:: DIRECTIVE ::
Read the material below and count the lines holding the string "lower". Give that count with nothing added.

:: EXTRACTED ENTRIES ::

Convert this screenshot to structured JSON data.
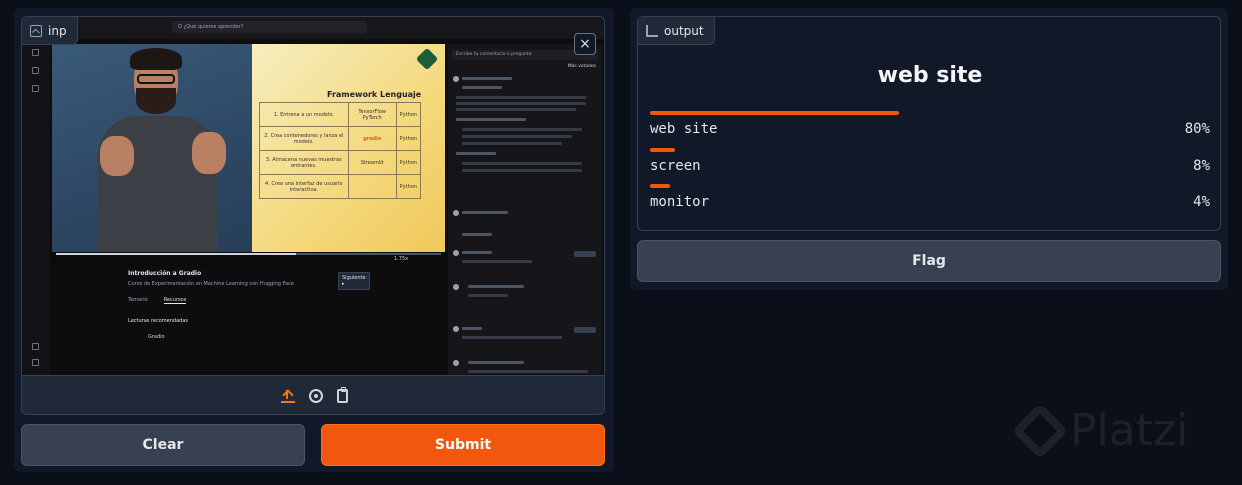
{
  "input": {
    "label": "inp",
    "close_glyph": "×",
    "screenshot": {
      "search_placeholder": "Q ¿Qué quieres aprender?",
      "board": {
        "header_framework": "Framework",
        "header_language": "Lenguaje",
        "steps": [
          "1. Entrena a un modelo.",
          "2. Crea contenedores y lanza el modelo.",
          "3. Almacena nuevas muestras entrantes.",
          "4. Crea una interfaz de usuario interactiva."
        ],
        "frameworks": [
          "TensorFlow PyTorch",
          "gradio",
          "Streamlit"
        ],
        "languages": [
          "Python",
          "Python",
          "Python",
          "Python"
        ]
      },
      "video_time": "1.75x",
      "course_title": "Introducción a Gradio",
      "course_sub": "Curso de Experimentación en Machine Learning con Hugging Face",
      "next_btn": "Siguiente ▸",
      "tabs": [
        "Temario",
        "Recursos"
      ],
      "resources_title": "Lecturas recomendadas",
      "resource_item": "Gradio",
      "comments_placeholder": "Escribe tu comentario o pregunta",
      "comments_sort": "Más votados"
    },
    "toolbar_icons": [
      "upload-icon",
      "webcam-icon",
      "clipboard-icon"
    ]
  },
  "buttons": {
    "clear": "Clear",
    "submit": "Submit",
    "flag": "Flag"
  },
  "output": {
    "label": "output",
    "top_label": "web site",
    "confidences": [
      {
        "label": "web site",
        "value": 0.8,
        "display": "80%"
      },
      {
        "label": "screen",
        "value": 0.08,
        "display": "8%"
      },
      {
        "label": "monitor",
        "value": 0.04,
        "display": "4%"
      }
    ]
  },
  "watermark": "Platzi",
  "colors": {
    "accent": "#f2580d",
    "background": "#0b0f19",
    "panel": "#111827",
    "button": "#374151"
  }
}
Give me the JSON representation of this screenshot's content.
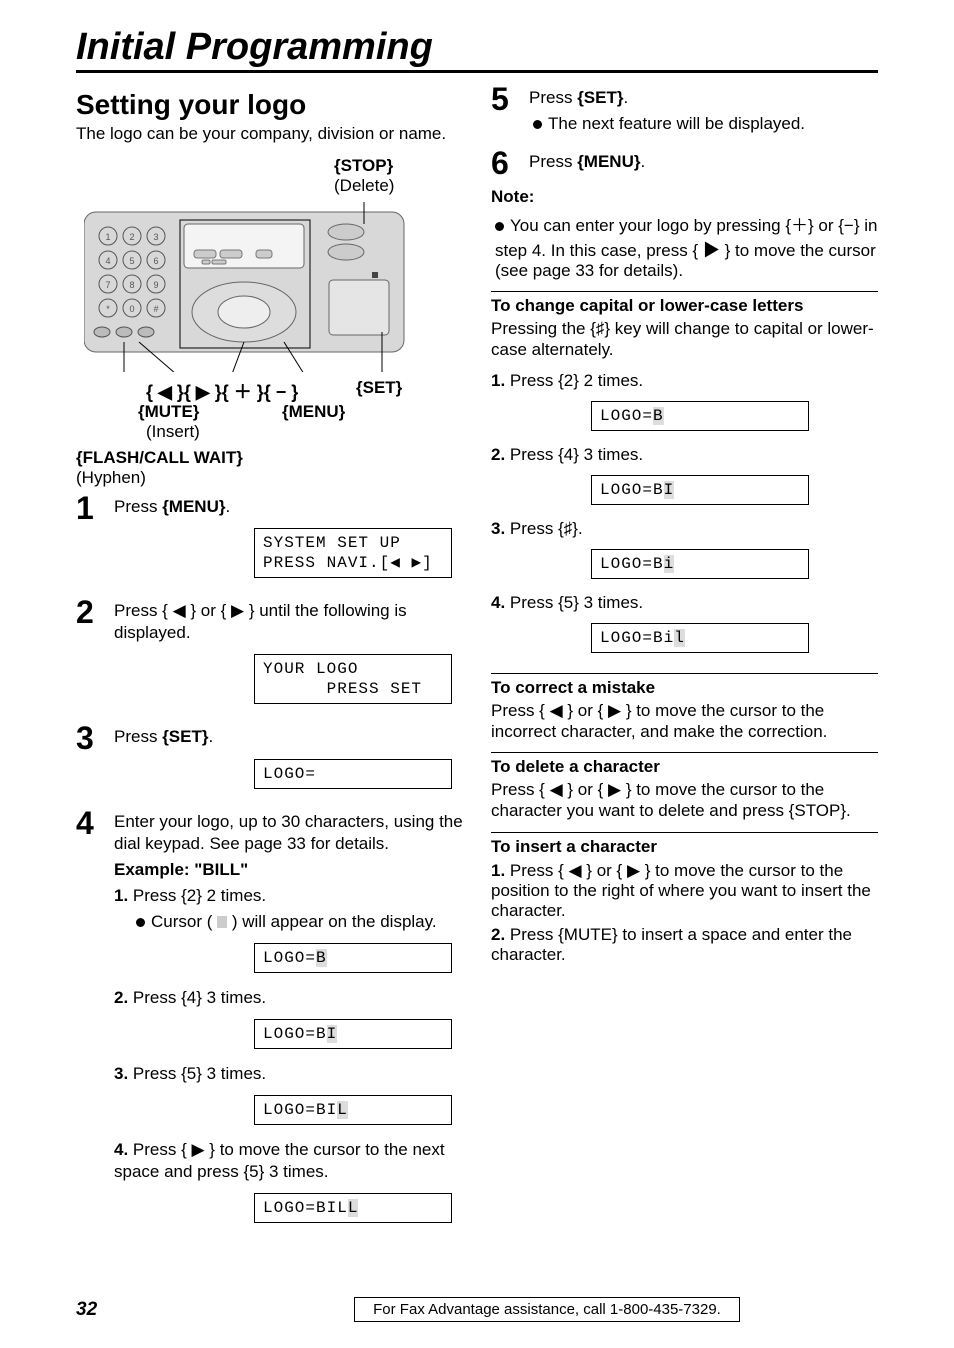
{
  "header": {
    "title": "Initial Programming"
  },
  "left": {
    "heading": "Setting your logo",
    "intro": "The logo can be your company, division or name.",
    "labels": {
      "stop": "{STOP}",
      "stop_sub": "(Delete)",
      "arrows": "{ ◀ }{ ▶ }{ ＋ }{ − }",
      "set": "{SET}",
      "menu": "{MENU}",
      "mute": "{MUTE}",
      "mute_sub": "(Insert)",
      "flash": "{FLASH/CALL WAIT}",
      "flash_sub": "(Hyphen)"
    },
    "step1": {
      "num": "1",
      "text_pre": "Press ",
      "key": "{MENU}",
      "text_post": ".",
      "lcd": "SYSTEM SET UP\nPRESS NAVI.[◀ ▶]"
    },
    "step2": {
      "num": "2",
      "text": "Press { ◀ } or { ▶ } until the following is displayed.",
      "lcd": "YOUR LOGO\n      PRESS SET"
    },
    "step3": {
      "num": "3",
      "text_pre": "Press ",
      "key": "{SET}",
      "text_post": ".",
      "lcd": "LOGO="
    },
    "step4": {
      "num": "4",
      "line1": "Enter your logo, up to 30 characters, using the dial keypad. See page 33 for details.",
      "example": "Example: \"BILL\"",
      "s1": {
        "n": "1.",
        "t": "Press {2} 2 times.",
        "b": "Cursor (  ) will appear on the display.",
        "lcd": "LOGO=",
        "hl": "B"
      },
      "s2": {
        "n": "2.",
        "t": "Press {4} 3 times.",
        "lcd": "LOGO=B",
        "hl": "I"
      },
      "s3": {
        "n": "3.",
        "t": "Press {5} 3 times.",
        "lcd": "LOGO=BI",
        "hl": "L"
      },
      "s4": {
        "n": "4.",
        "t": "Press { ▶ } to move the cursor to the next space and press {5} 3 times.",
        "lcd": "LOGO=BIL",
        "hl": "L"
      }
    }
  },
  "right": {
    "step5": {
      "num": "5",
      "text_pre": "Press ",
      "key": "{SET}",
      "text_post": ".",
      "b": "The next feature will be displayed."
    },
    "step6": {
      "num": "6",
      "text_pre": "Press ",
      "key": "{MENU}",
      "text_post": "."
    },
    "note_head": "Note:",
    "note_body": "You can enter your logo by pressing {＋} or {−} in step 4. In this case, press { ▶ } to move the cursor (see page 33 for details).",
    "caps_head": "To change capital or lower-case letters",
    "caps_body": "Pressing the {♯} key will change to capital or lower-case alternately.",
    "caps": {
      "s1": {
        "n": "1.",
        "t": "Press {2} 2 times.",
        "lcd": "LOGO=",
        "hl": "B"
      },
      "s2": {
        "n": "2.",
        "t": "Press {4} 3 times.",
        "lcd": "LOGO=B",
        "hl": "I"
      },
      "s3": {
        "n": "3.",
        "t": "Press {♯}.",
        "lcd": "LOGO=B",
        "hl": "i"
      },
      "s4": {
        "n": "4.",
        "t": "Press {5} 3 times.",
        "lcd": "LOGO=Bi",
        "hl": "l"
      }
    },
    "correct_head": "To correct a mistake",
    "correct_body": "Press { ◀ } or { ▶ } to move the cursor to the incorrect character, and make the correction.",
    "delete_head": "To delete a character",
    "delete_body": "Press { ◀ } or { ▶ } to move the cursor to the character you want to delete and press {STOP}.",
    "insert_head": "To insert a character",
    "insert": {
      "s1": {
        "n": "1.",
        "t": "Press { ◀ } or { ▶ } to move the cursor to the position to the right of where you want to insert the character."
      },
      "s2": {
        "n": "2.",
        "t": "Press {MUTE} to insert a space and enter the character."
      }
    }
  },
  "footer": {
    "page": "32",
    "text": "For Fax Advantage assistance, call 1-800-435-7329."
  }
}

:: EXERCISE OUTPUT ::
2